__TEXT TO READ__:
◆ ◆ ◆
THE SHOW THAT YOU KNOW AND LOVE!
Aspiring writers have asked me over the years, “Which show should I spec?” I always ask, “Which show do you like? Which one do you watch every week?” If they come back with, “Well, I guess the one I like the most is Two and a Half Men, but I heard from a friend that it's smarter to write something cool and hip like Entourage.” I take a deep breath and ask, “But do you love Entourage? Have you seen every episode or almost every episode?” And if they say, “Actually, I don't have HBO, so I've only seen it once or twice, but I want to write the smart show! I want to write the one that's trendy and hot!” I draw in a deeper cleansing breath and calmly reply, “But the one you watch and the one you love is Two and a Half Men! “Yeah, but my friend said.”
As you're trying to pick the right series to spec, please don't listen to your friends. Don't listen to the people in your writing class. Don't be swayed by something you read on the Web.
Write the show that you know and love!
Why?
What's the purpose of writing a spec script in the first place? To show off your talent, right? To prove to some producer somewhere who is in a position to give you a job that you have the chops to write his show. What gives you the best shot at impressing this producer? Doing a passable job on a hip, trendy show that unfortunately you don't really know very well, or doing a great job on a show that you love because you already know that show inside and out?
It does you no good to try to write a show that you don't like or don't know extremely well. You'll do a lousy job. You will! And you won't have any fun while you do it. No one is paying you to write a spec script, so if you're going to put in a lot of time and energy for no money, you might as well enjoy yourself. You'll do much better work if you're happy.
If you've read something on a “break into show business” website that says that the hot spec in Hollywood right now is Entourage or Everybody Hates Chris, but you don't love either of those shows, or you don't watch either of them all the time, why are you twisting yourself into a pretzel to write them?
If, later on, after your Lucky Break, someone is suddenly paying you to write a show that you don't know very well, then you can twist yourself into a pretzel. But why do it now when you're trying to show off your talents in the best possible light?
Write a show that you love, even if it isn't “hot,” or even if you're going against the advice of your friends.
If you love a show, you already understand that show better than any other show. If you love a show then you watch it every week (or every day if it's already in syndication). You know the characters, you know the tone, and you know what kinds of stories they like to do. You know what stories they have already done. Knowing what stories they have already done is another great reason to spec a series that you love. If you've seen every episode, you reduce your chances of telling a story that they've already told. We'll get into what specific story you should tell in the next chapter, but for now, let's agree that in your spec episode you want to find a story that hasn't yet been explored on your favorite series. You can check the Web and get story synopses for all the past episodes, but if you actually watch the series all the time you'll have a better chance of coming up with a story area that the writers of that series haven't yet touched on. And you'll know what stories to avoid.
Go with what you know!
Even if your friend's cousin who works in the mailroom at CAA says to write Entourage, if you love Two and a Half Men, if that's the show you know, then that's the one to spec! You'll do a better job! If you love Entourage and you watch it every week, write that one.
“HEAR IT IN YOUR HEAD”
◆ ◆ ◆
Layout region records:
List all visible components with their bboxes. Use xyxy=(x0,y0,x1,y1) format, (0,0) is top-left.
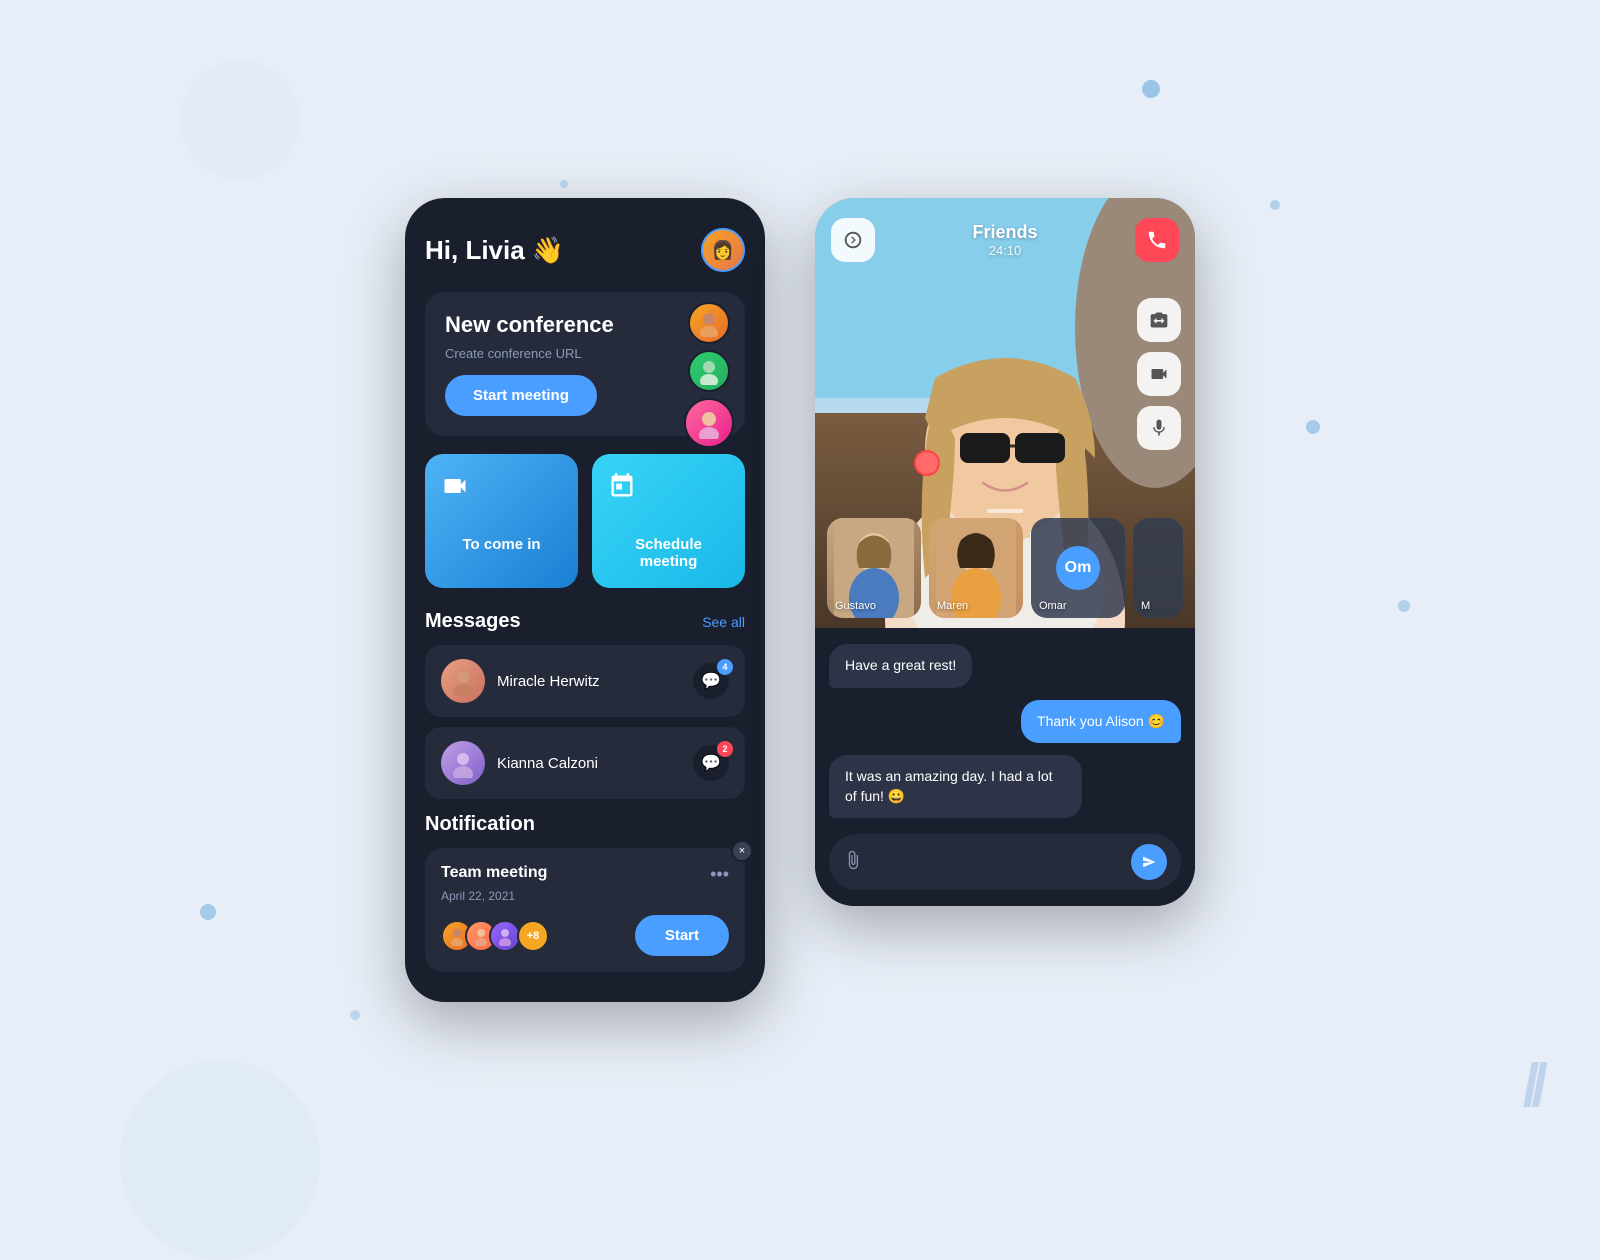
msg-badge-1: 4 xyxy=(717,659,733,675)
chat-area: Have a great rest! Thank you Alison 😊 It… xyxy=(815,628,1195,906)
message-item-1[interactable]: Miracle Herwitz 💬 4 xyxy=(425,645,745,717)
float-avatar-1 xyxy=(688,302,730,344)
greeting-text: Hi, Livia 👋 xyxy=(425,235,564,266)
to-come-in-button[interactable]: To come in xyxy=(425,454,578,588)
notif-card-date: April 22, 2021 xyxy=(441,889,729,903)
to-come-in-label: To come in xyxy=(441,536,562,553)
msg-name-1: Miracle Herwitz xyxy=(497,673,681,690)
participant-name-3: Omar xyxy=(1039,600,1067,612)
attach-button[interactable] xyxy=(843,850,863,875)
chat-message-2: Thank you Alison 😊 xyxy=(1021,700,1181,744)
send-button[interactable] xyxy=(1131,844,1167,880)
notif-card-title: Team meeting xyxy=(441,864,547,882)
msg-icon-wrap-2: 💬 2 xyxy=(693,745,729,781)
notif-more-button[interactable]: ••• xyxy=(710,864,729,885)
notif-card-header: Team meeting ••• xyxy=(441,864,729,885)
call-side-controls xyxy=(1137,298,1181,450)
video-icon xyxy=(441,472,562,506)
participant-name-2: Maren xyxy=(937,600,968,612)
chat-message-1: Have a great rest! xyxy=(829,644,972,688)
call-info: Friends 24:10 xyxy=(972,222,1037,258)
decoration-slash: // xyxy=(1523,1051,1540,1120)
call-timer: 24:10 xyxy=(972,243,1037,258)
message-item-2[interactable]: Kianna Calzoni 💬 2 xyxy=(425,727,745,799)
participant-card-3[interactable]: Om Omar xyxy=(1031,518,1125,618)
notification-title: Notification xyxy=(425,813,535,836)
notif-card-footer: +8 Start xyxy=(441,915,729,956)
schedule-meeting-label: Schedule meeting xyxy=(608,536,729,570)
calendar-icon xyxy=(608,472,729,506)
start-meeting-button[interactable]: Start meeting xyxy=(445,375,597,416)
msg-avatar-1 xyxy=(441,659,485,703)
participant-card-4[interactable]: M xyxy=(1133,518,1183,618)
participants-strip: Gustavo Maren Om Omar M xyxy=(815,508,1195,628)
left-phone: Hi, Livia 👋 👩 New conference Create conf… xyxy=(405,198,765,1002)
participant-card-2[interactable]: Maren xyxy=(929,518,1023,618)
msg-avatar-2 xyxy=(441,741,485,785)
call-name: Friends xyxy=(972,222,1037,243)
float-avatar-3 xyxy=(684,398,734,448)
user-avatar[interactable]: 👩 xyxy=(701,228,745,272)
chat-message-3: It was an amazing day. I had a lot of fu… xyxy=(829,755,1082,818)
messages-header: Messages See all xyxy=(425,610,745,633)
chat-input-field[interactable] xyxy=(873,854,1121,870)
float-avatar-2 xyxy=(688,350,730,392)
flip-camera-button[interactable] xyxy=(1137,298,1181,342)
right-phone: Friends 24:10 xyxy=(815,198,1195,906)
notif-start-button[interactable]: Start xyxy=(635,915,729,956)
floating-avatars xyxy=(684,302,730,448)
see-all-link[interactable]: See all xyxy=(702,614,745,630)
chat-input-row xyxy=(829,834,1181,890)
notification-header: Notification xyxy=(425,813,745,836)
participant-card-1[interactable]: Gustavo xyxy=(827,518,921,618)
messages-title: Messages xyxy=(425,610,521,633)
video-call-area: Friends 24:10 xyxy=(815,198,1195,628)
conference-subtitle: Create conference URL xyxy=(445,346,725,361)
participant-name-1: Gustavo xyxy=(835,600,876,612)
msg-name-2: Kianna Calzoni xyxy=(497,755,681,772)
notif-extra-count: +8 xyxy=(517,920,549,952)
call-end-button[interactable] xyxy=(1135,218,1179,262)
conference-card: New conference Create conference URL Sta… xyxy=(425,292,745,436)
notification-card: × Team meeting ••• April 22, 2021 xyxy=(425,848,745,972)
quick-actions: To come in Schedule meeting xyxy=(425,454,745,588)
participant-avatar-om: Om xyxy=(1056,546,1100,590)
call-header: Friends 24:10 xyxy=(815,198,1195,276)
video-toggle-button[interactable] xyxy=(1137,352,1181,396)
mic-toggle-button[interactable] xyxy=(1137,406,1181,450)
notif-close-button[interactable]: × xyxy=(731,840,753,862)
notif-avatars: +8 xyxy=(441,920,549,952)
msg-badge-2: 2 xyxy=(717,741,733,757)
phone-left-header: Hi, Livia 👋 👩 xyxy=(425,228,745,272)
participant-name-4: M xyxy=(1141,600,1150,612)
phones-container: Hi, Livia 👋 👩 New conference Create conf… xyxy=(405,198,1195,1002)
conference-title: New conference xyxy=(445,312,725,338)
msg-icon-wrap-1: 💬 4 xyxy=(693,663,729,699)
call-back-button[interactable] xyxy=(831,218,875,262)
schedule-meeting-button[interactable]: Schedule meeting xyxy=(592,454,745,588)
◆ ◆ ◆
__GOAL__:
Retype the stretch of the passage on choosing a show to spec from "If you've read" through "of your friends.".

__RESPONSE__:
If you've read something on a “break into show business” website that says that the hot spec in Hollywood right now is Entourage or Everybody Hates Chris, but you don't love either of those shows, or you don't watch either of them all the time, why are you twisting yourself into a pretzel to write them?
If, later on, after your Lucky Break, someone is suddenly paying you to write a show that you don't know very well, then you can twist yourself into a pretzel. But why do it now when you're trying to show off your talents in the best possible light?
Write a show that you love, even if it isn't “hot,” or even if you're going against the advice of your friends.